▶ **Provided entries**
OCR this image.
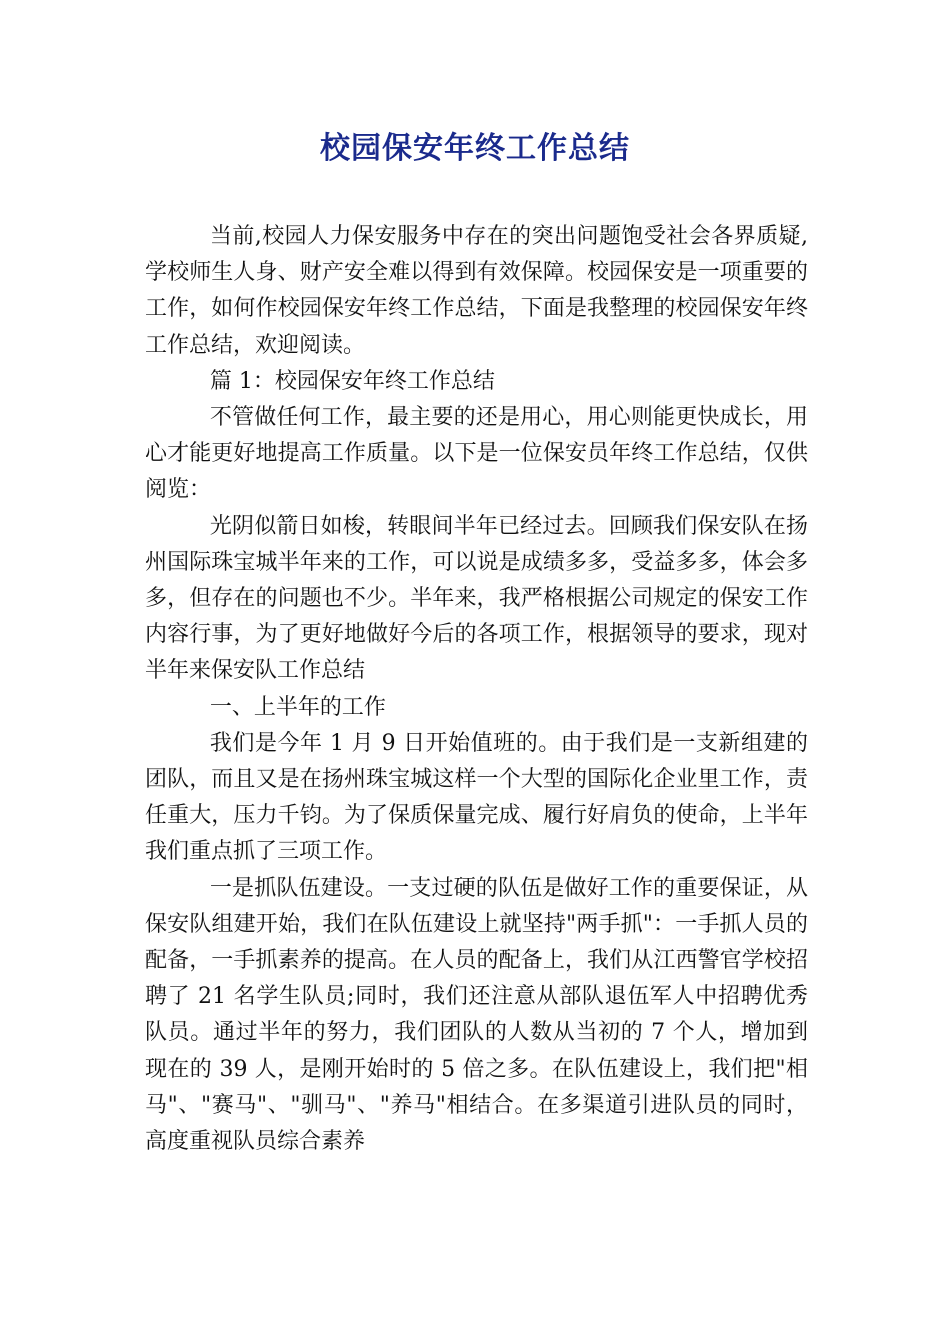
校园保安年终工作总结

当前,校园人力保安服务中存在的突出问题饱受社会各界质疑,学校师生人身、财产安全难以得到有效保障。校园保安是一项重要的工作，如何作校园保安年终工作总结，下面是我整理的校园保安年终工作总结，欢迎阅读。

篇 1：校园保安年终工作总结

不管做任何工作，最主要的还是用心，用心则能更快成长，用心才能更好地提高工作质量。以下是一位保安员年终工作总结，仅供阅览：

光阴似箭日如梭，转眼间半年已经过去。回顾我们保安队在扬州国际珠宝城半年来的工作，可以说是成绩多多，受益多多，体会多多，但存在的问题也不少。半年来，我严格根据公司规定的保安工作内容行事，为了更好地做好今后的各项工作，根据领导的要求，现对半年来保安队工作总结

一、上半年的工作

我们是今年 1 月 9 日开始值班的。由于我们是一支新组建的团队，而且又是在扬州珠宝城这样一个大型的国际化企业里工作，责任重大，压力千钧。为了保质保量完成、履行好肩负的使命，上半年我们重点抓了三项工作。

一是抓队伍建设。一支过硬的队伍是做好工作的重要保证，从保安队组建开始，我们在队伍建设上就坚持"两手抓"：一手抓人员的配备，一手抓素养的提高。在人员的配备上，我们从江西警官学校招聘了 21 名学生队员;同时，我们还注意从部队退伍军人中招聘优秀队员。通过半年的努力，我们团队的人数从当初的 7 个人，增加到现在的 39 人，是刚开始时的 5 倍之多。在队伍建设上，我们把"相马"、"赛马"、"驯马"、"养马"相结合。在多渠道引进队员的同时，高度重视队员综合素养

▶ **What needs to be done**
Restate each line of the records exactly; pictures do not belong in the copy.

▶ **Correct response**
OCR this image.
校园保安年终工作总结

当前,校园人力保安服务中存在的突出问题饱受社会各界质疑,学校师生人身、财产安全难以得到有效保障。校园保安是一项重要的工作，如何作校园保安年终工作总结，下面是我整理的校园保安年终工作总结，欢迎阅读。

篇 1：校园保安年终工作总结

不管做任何工作，最主要的还是用心，用心则能更快成长，用心才能更好地提高工作质量。以下是一位保安员年终工作总结，仅供阅览：

光阴似箭日如梭，转眼间半年已经过去。回顾我们保安队在扬州国际珠宝城半年来的工作，可以说是成绩多多，受益多多，体会多多，但存在的问题也不少。半年来，我严格根据公司规定的保安工作内容行事，为了更好地做好今后的各项工作，根据领导的要求，现对半年来保安队工作总结

一、上半年的工作

我们是今年 1 月 9 日开始值班的。由于我们是一支新组建的团队，而且又是在扬州珠宝城这样一个大型的国际化企业里工作，责任重大，压力千钧。为了保质保量完成、履行好肩负的使命，上半年我们重点抓了三项工作。

一是抓队伍建设。一支过硬的队伍是做好工作的重要保证，从保安队组建开始，我们在队伍建设上就坚持"两手抓"：一手抓人员的配备，一手抓素养的提高。在人员的配备上，我们从江西警官学校招聘了 21 名学生队员;同时，我们还注意从部队退伍军人中招聘优秀队员。通过半年的努力，我们团队的人数从当初的 7 个人，增加到现在的 39 人，是刚开始时的 5 倍之多。在队伍建设上，我们把"相马"、"赛马"、"驯马"、"养马"相结合。在多渠道引进队员的同时，高度重视队员综合素养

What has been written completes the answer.